* ENTRIES SHOWN
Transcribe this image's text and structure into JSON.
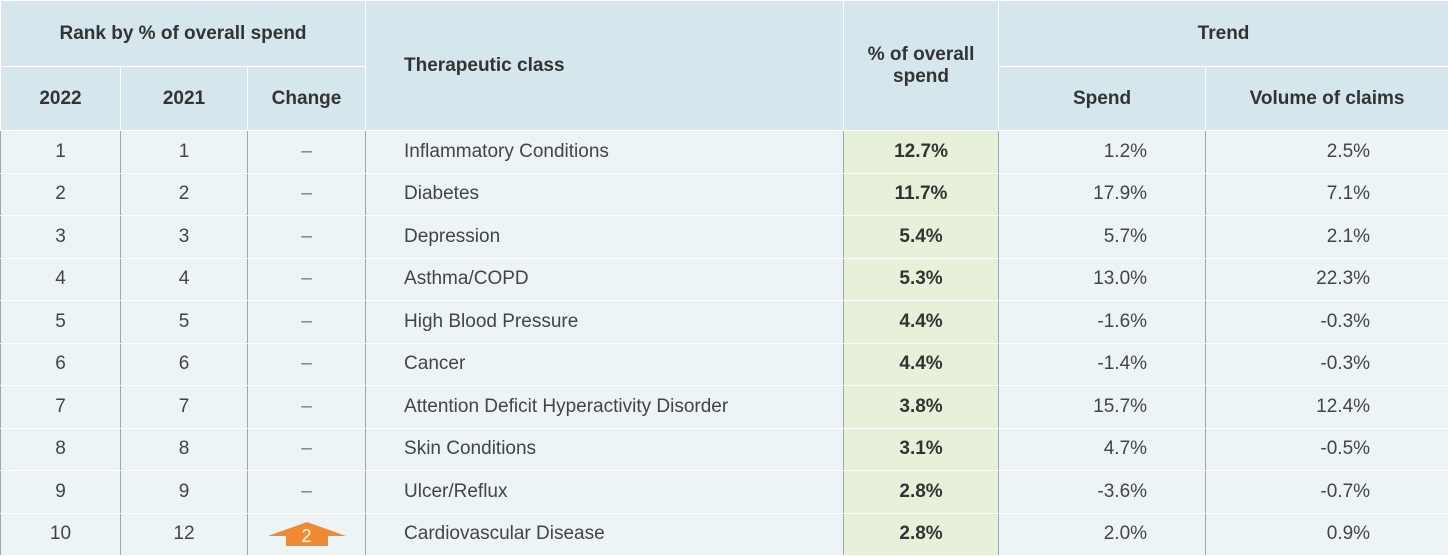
{
  "table": {
    "header": {
      "rank_group": "Rank by % of overall spend",
      "year_2022": "2022",
      "year_2021": "2021",
      "change": "Change",
      "class": "Therapeutic class",
      "pct": "% of overall spend",
      "trend_group": "Trend",
      "spend": "Spend",
      "volume": "Volume of claims"
    },
    "rows": [
      {
        "rank_2022": "1",
        "rank_2021": "1",
        "change": "–",
        "class": "Inflammatory Conditions",
        "pct": "12.7%",
        "spend": "1.2%",
        "volume": "2.5%"
      },
      {
        "rank_2022": "2",
        "rank_2021": "2",
        "change": "–",
        "class": "Diabetes",
        "pct": "11.7%",
        "spend": "17.9%",
        "volume": "7.1%"
      },
      {
        "rank_2022": "3",
        "rank_2021": "3",
        "change": "–",
        "class": "Depression",
        "pct": "5.4%",
        "spend": "5.7%",
        "volume": "2.1%"
      },
      {
        "rank_2022": "4",
        "rank_2021": "4",
        "change": "–",
        "class": "Asthma/COPD",
        "pct": "5.3%",
        "spend": "13.0%",
        "volume": "22.3%"
      },
      {
        "rank_2022": "5",
        "rank_2021": "5",
        "change": "–",
        "class": "High Blood Pressure",
        "pct": "4.4%",
        "spend": "-1.6%",
        "volume": "-0.3%"
      },
      {
        "rank_2022": "6",
        "rank_2021": "6",
        "change": "–",
        "class": "Cancer",
        "pct": "4.4%",
        "spend": "-1.4%",
        "volume": "-0.3%"
      },
      {
        "rank_2022": "7",
        "rank_2021": "7",
        "change": "–",
        "class": "Attention Deficit Hyperactivity Disorder",
        "pct": "3.8%",
        "spend": "15.7%",
        "volume": "12.4%"
      },
      {
        "rank_2022": "8",
        "rank_2021": "8",
        "change": "–",
        "class": "Skin Conditions",
        "pct": "3.1%",
        "spend": "4.7%",
        "volume": "-0.5%"
      },
      {
        "rank_2022": "9",
        "rank_2021": "9",
        "change": "–",
        "class": "Ulcer/Reflux",
        "pct": "2.8%",
        "spend": "-3.6%",
        "volume": "-0.7%"
      },
      {
        "rank_2022": "10",
        "rank_2021": "12",
        "change": "2",
        "direction": "up",
        "class": "Cardiovascular Disease",
        "pct": "2.8%",
        "spend": "2.0%",
        "volume": "0.9%"
      }
    ]
  }
}
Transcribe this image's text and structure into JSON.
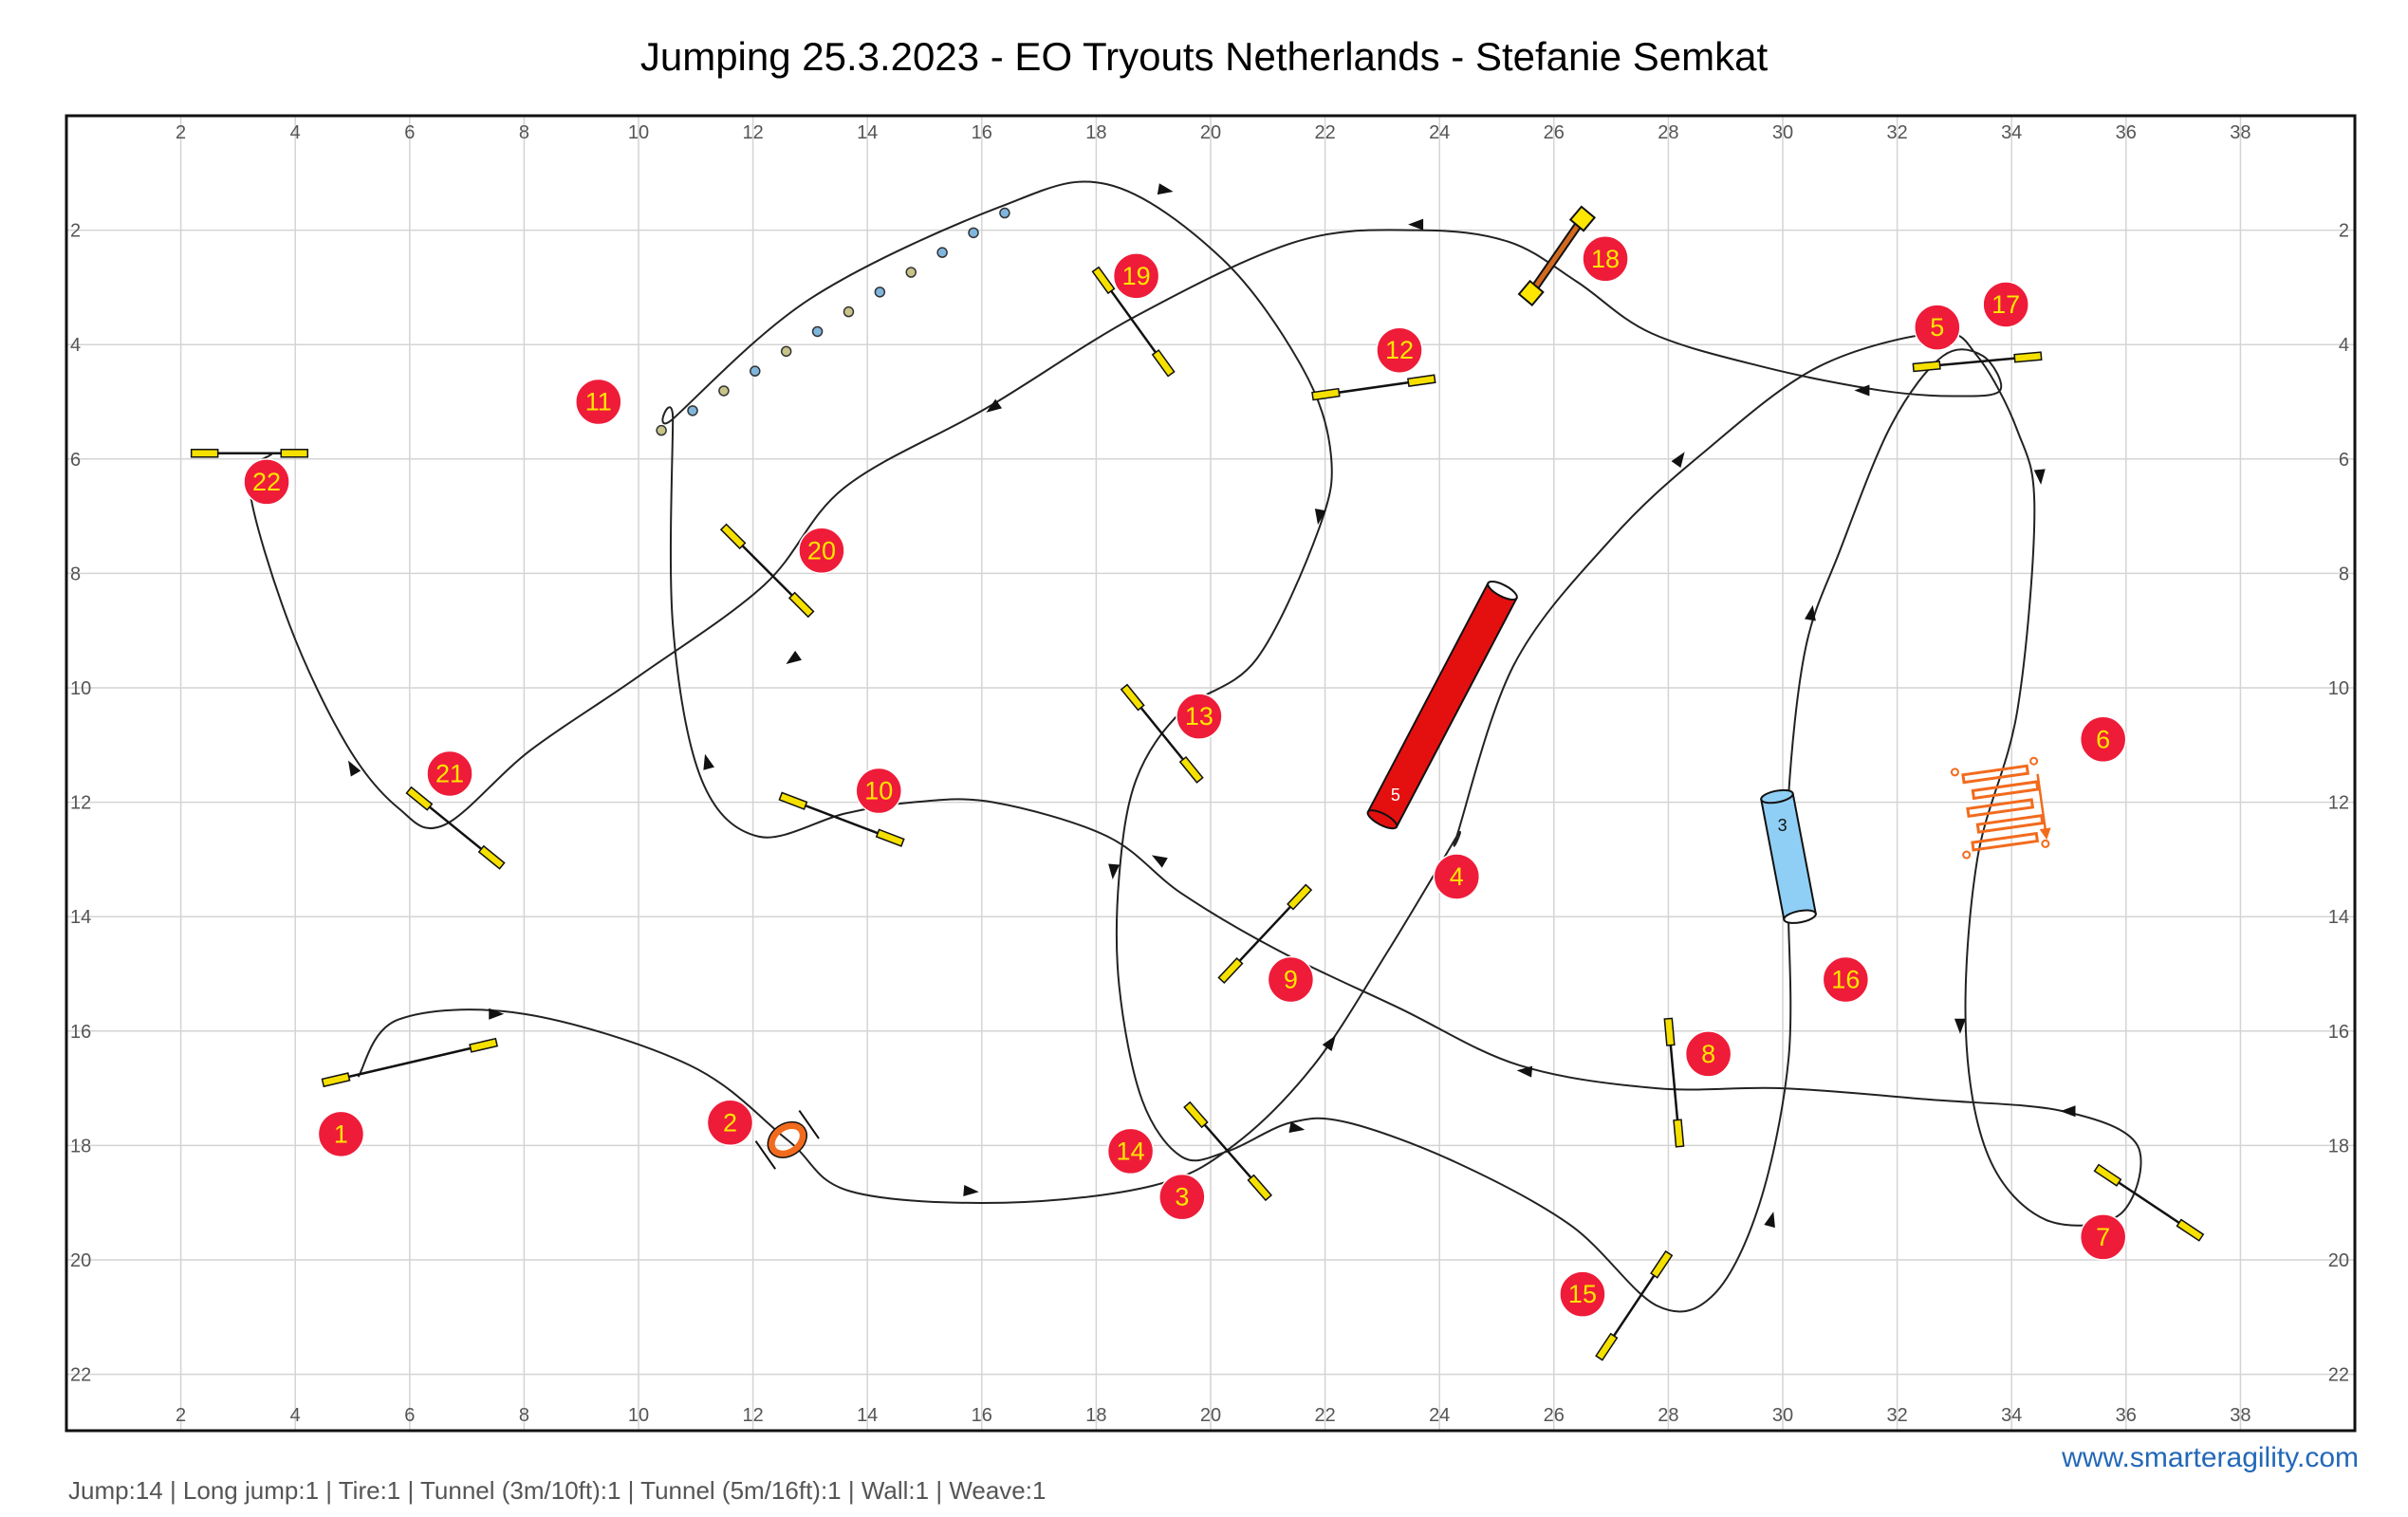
{
  "title": "Jumping 25.3.2023 - EO Tryouts Netherlands - Stefanie Semkat",
  "brand": "www.smarteragility.com",
  "summary": "Jump:14 | Long jump:1 | Tire:1 | Tunnel (3m/10ft):1 | Tunnel (5m/16ft):1 | Wall:1 | Weave:1",
  "colors": {
    "number_circle": "#ee1c39",
    "number_text": "#ffe600",
    "jump_bar": "#f5e000",
    "tunnel_long": "#e41010",
    "tunnel_short": "#8fcff5",
    "weave": "#f26b1d",
    "tire": "#f26b1d",
    "wall": "#d2691e"
  },
  "grid": {
    "x_ticks": [
      "2",
      "4",
      "6",
      "8",
      "10",
      "12",
      "14",
      "16",
      "18",
      "20",
      "22",
      "24",
      "26",
      "28",
      "30",
      "32",
      "34",
      "36",
      "38"
    ],
    "y_ticks": [
      "2",
      "4",
      "6",
      "8",
      "10",
      "12",
      "14",
      "16",
      "18",
      "20",
      "22"
    ]
  },
  "obstacles": {
    "jumps": [
      {
        "number": "1",
        "x1": 4.5,
        "y1": 16.9,
        "x2": 7.5,
        "y2": 16.2
      },
      {
        "number": "3",
        "x1": 19.6,
        "y1": 17.3,
        "x2": 21.0,
        "y2": 18.9
      },
      {
        "number": "8",
        "x1": 28.0,
        "y1": 15.8,
        "x2": 28.2,
        "y2": 18.0
      },
      {
        "number": "9",
        "x1": 20.2,
        "y1": 15.1,
        "x2": 21.7,
        "y2": 13.5
      },
      {
        "number": "10",
        "x1": 12.5,
        "y1": 11.9,
        "x2": 14.6,
        "y2": 12.7
      },
      {
        "number": "12",
        "x1": 21.8,
        "y1": 4.9,
        "x2": 23.9,
        "y2": 4.6
      },
      {
        "number": "13",
        "x1": 18.5,
        "y1": 10.0,
        "x2": 19.8,
        "y2": 11.6
      },
      {
        "number": "15",
        "x1": 26.8,
        "y1": 21.7,
        "x2": 28.0,
        "y2": 19.9
      },
      {
        "number": "17",
        "x1": 32.3,
        "y1": 4.4,
        "x2": 34.5,
        "y2": 4.2
      },
      {
        "number": "19",
        "x1": 18.0,
        "y1": 2.7,
        "x2": 19.3,
        "y2": 4.5
      },
      {
        "number": "20",
        "x1": 11.5,
        "y1": 7.2,
        "x2": 13.0,
        "y2": 8.7
      },
      {
        "number": "21",
        "x1": 6.0,
        "y1": 11.8,
        "x2": 7.6,
        "y2": 13.1
      },
      {
        "number": "22",
        "x1": 2.2,
        "y1": 5.9,
        "x2": 4.2,
        "y2": 5.9
      },
      {
        "number": "7",
        "x1": 35.5,
        "y1": 18.4,
        "x2": 37.3,
        "y2": 19.6
      }
    ],
    "tire": {
      "number": "2",
      "x": 12.6,
      "y": 17.9
    },
    "tunnel_long": {
      "number": "4",
      "label": "5",
      "x1": 23.0,
      "y1": 12.3,
      "x2": 25.1,
      "y2": 8.3
    },
    "tunnel_short": {
      "number": "16",
      "label": "3",
      "x1": 29.9,
      "y1": 11.9,
      "x2": 30.3,
      "y2": 14.0
    },
    "weave": {
      "number": "11",
      "poles": 12,
      "x1": 10.4,
      "y1": 5.5,
      "x2": 16.4,
      "y2": 1.7
    },
    "long_jump": {
      "number": "6",
      "x": 33.8,
      "y": 12.1
    },
    "wall": {
      "number": "18",
      "x1": 25.6,
      "y1": 3.1,
      "x2": 26.5,
      "y2": 1.8
    }
  },
  "number_labels": [
    {
      "n": "1",
      "x": 4.8,
      "y": 17.8
    },
    {
      "n": "2",
      "x": 11.6,
      "y": 17.6
    },
    {
      "n": "3",
      "x": 19.5,
      "y": 18.9
    },
    {
      "n": "4",
      "x": 24.3,
      "y": 13.3
    },
    {
      "n": "5",
      "x": 32.7,
      "y": 3.7
    },
    {
      "n": "6",
      "x": 35.6,
      "y": 10.9
    },
    {
      "n": "7",
      "x": 35.6,
      "y": 19.6
    },
    {
      "n": "8",
      "x": 28.7,
      "y": 16.4
    },
    {
      "n": "9",
      "x": 21.4,
      "y": 15.1
    },
    {
      "n": "10",
      "x": 14.2,
      "y": 11.8
    },
    {
      "n": "11",
      "x": 9.3,
      "y": 5.0
    },
    {
      "n": "12",
      "x": 23.3,
      "y": 4.1
    },
    {
      "n": "13",
      "x": 19.8,
      "y": 10.5
    },
    {
      "n": "14",
      "x": 18.6,
      "y": 18.1
    },
    {
      "n": "15",
      "x": 26.5,
      "y": 20.6
    },
    {
      "n": "16",
      "x": 31.1,
      "y": 15.1
    },
    {
      "n": "17",
      "x": 33.9,
      "y": 3.3
    },
    {
      "n": "18",
      "x": 26.9,
      "y": 2.5
    },
    {
      "n": "19",
      "x": 18.7,
      "y": 2.8
    },
    {
      "n": "20",
      "x": 13.2,
      "y": 7.6
    },
    {
      "n": "21",
      "x": 6.7,
      "y": 11.5
    },
    {
      "n": "22",
      "x": 3.5,
      "y": 6.4
    }
  ],
  "path": [
    [
      5.1,
      16.8
    ],
    [
      5.8,
      15.8
    ],
    [
      8.0,
      15.7
    ],
    [
      10.9,
      16.6
    ],
    [
      12.6,
      17.9
    ],
    [
      13.7,
      18.8
    ],
    [
      16.4,
      19.0
    ],
    [
      19.0,
      18.7
    ],
    [
      20.4,
      18.0
    ],
    [
      21.8,
      16.6
    ],
    [
      23.1,
      14.6
    ],
    [
      24.3,
      12.6
    ],
    [
      24.3,
      12.6
    ],
    [
      25.3,
      9.6
    ],
    [
      27.0,
      7.4
    ],
    [
      28.6,
      5.9
    ],
    [
      30.6,
      4.4
    ],
    [
      32.7,
      3.8
    ],
    [
      33.4,
      4.2
    ],
    [
      34.1,
      5.5
    ],
    [
      34.4,
      6.9
    ],
    [
      34.1,
      10.4
    ],
    [
      33.4,
      13.0
    ],
    [
      33.2,
      16.0
    ],
    [
      33.6,
      18.2
    ],
    [
      34.6,
      19.3
    ],
    [
      35.9,
      19.2
    ],
    [
      36.2,
      18.0
    ],
    [
      34.9,
      17.4
    ],
    [
      32.6,
      17.2
    ],
    [
      30.0,
      17.0
    ],
    [
      27.8,
      17.0
    ],
    [
      25.4,
      16.6
    ],
    [
      23.3,
      15.6
    ],
    [
      21.2,
      14.6
    ],
    [
      19.5,
      13.6
    ],
    [
      18.2,
      12.6
    ],
    [
      16.2,
      12.0
    ],
    [
      14.8,
      12.0
    ],
    [
      13.6,
      12.2
    ],
    [
      12.1,
      12.6
    ],
    [
      11.1,
      11.6
    ],
    [
      10.6,
      8.9
    ],
    [
      10.6,
      5.3
    ],
    [
      10.6,
      5.3
    ],
    [
      13.0,
      3.2
    ],
    [
      16.3,
      1.6
    ],
    [
      18.2,
      1.2
    ],
    [
      20.2,
      2.5
    ],
    [
      21.6,
      4.4
    ],
    [
      22.1,
      5.9
    ],
    [
      21.9,
      7.2
    ],
    [
      20.8,
      9.5
    ],
    [
      19.5,
      10.4
    ],
    [
      18.7,
      11.6
    ],
    [
      18.4,
      13.3
    ],
    [
      18.4,
      15.2
    ],
    [
      18.8,
      17.2
    ],
    [
      19.5,
      18.2
    ],
    [
      20.3,
      18.1
    ],
    [
      21.4,
      17.6
    ],
    [
      22.4,
      17.6
    ],
    [
      24.3,
      18.3
    ],
    [
      26.3,
      19.4
    ],
    [
      27.8,
      20.8
    ],
    [
      28.8,
      20.6
    ],
    [
      29.6,
      19.0
    ],
    [
      30.1,
      16.5
    ],
    [
      30.1,
      14.0
    ],
    [
      30.1,
      14.0
    ],
    [
      30.1,
      11.9
    ],
    [
      30.4,
      9.3
    ],
    [
      31.0,
      7.6
    ],
    [
      31.9,
      5.4
    ],
    [
      32.8,
      4.2
    ],
    [
      33.5,
      4.2
    ],
    [
      33.8,
      4.8
    ],
    [
      33.0,
      4.9
    ],
    [
      31.7,
      4.8
    ],
    [
      29.7,
      4.4
    ],
    [
      27.7,
      3.8
    ],
    [
      26.4,
      2.9
    ],
    [
      25.2,
      2.2
    ],
    [
      23.6,
      2.0
    ],
    [
      21.5,
      2.2
    ],
    [
      18.7,
      3.5
    ],
    [
      16.1,
      5.1
    ],
    [
      13.6,
      6.5
    ],
    [
      12.2,
      8.2
    ],
    [
      10.0,
      9.8
    ],
    [
      8.1,
      11.1
    ],
    [
      6.6,
      12.4
    ],
    [
      5.8,
      12.1
    ],
    [
      4.9,
      11.0
    ],
    [
      3.9,
      8.9
    ],
    [
      3.2,
      6.5
    ],
    [
      3.6,
      5.9
    ]
  ],
  "arrows": [
    {
      "x": 7.5,
      "y": 15.7,
      "angle": 0
    },
    {
      "x": 15.8,
      "y": 18.8,
      "angle": 5
    },
    {
      "x": 22.1,
      "y": 16.2,
      "angle": -55
    },
    {
      "x": 28.2,
      "y": 6.0,
      "angle": -55
    },
    {
      "x": 34.5,
      "y": 6.3,
      "angle": 85
    },
    {
      "x": 33.1,
      "y": 15.9,
      "angle": 90
    },
    {
      "x": 35.0,
      "y": 17.4,
      "angle": 180
    },
    {
      "x": 25.5,
      "y": 16.7,
      "angle": 185
    },
    {
      "x": 19.1,
      "y": 13.0,
      "angle": 210
    },
    {
      "x": 11.2,
      "y": 11.3,
      "angle": 255
    },
    {
      "x": 19.2,
      "y": 1.3,
      "angle": 10
    },
    {
      "x": 21.9,
      "y": 7.0,
      "angle": 100
    },
    {
      "x": 18.3,
      "y": 13.2,
      "angle": 95
    },
    {
      "x": 21.5,
      "y": 17.7,
      "angle": 10
    },
    {
      "x": 29.8,
      "y": 19.3,
      "angle": -75
    },
    {
      "x": 30.5,
      "y": 8.7,
      "angle": -80
    },
    {
      "x": 31.4,
      "y": 4.8,
      "angle": 180
    },
    {
      "x": 23.6,
      "y": 1.9,
      "angle": 180
    },
    {
      "x": 16.2,
      "y": 5.1,
      "angle": 145
    },
    {
      "x": 12.7,
      "y": 9.5,
      "angle": 145
    },
    {
      "x": 5.0,
      "y": 11.4,
      "angle": 240
    }
  ]
}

* GIVEN TASK
Using the listing above, pull out all lines that hold the word "overall".

* CORRECT RESULT
      "rank_group": "Rank by % of overall spend",
      "pct": "% of overall spend",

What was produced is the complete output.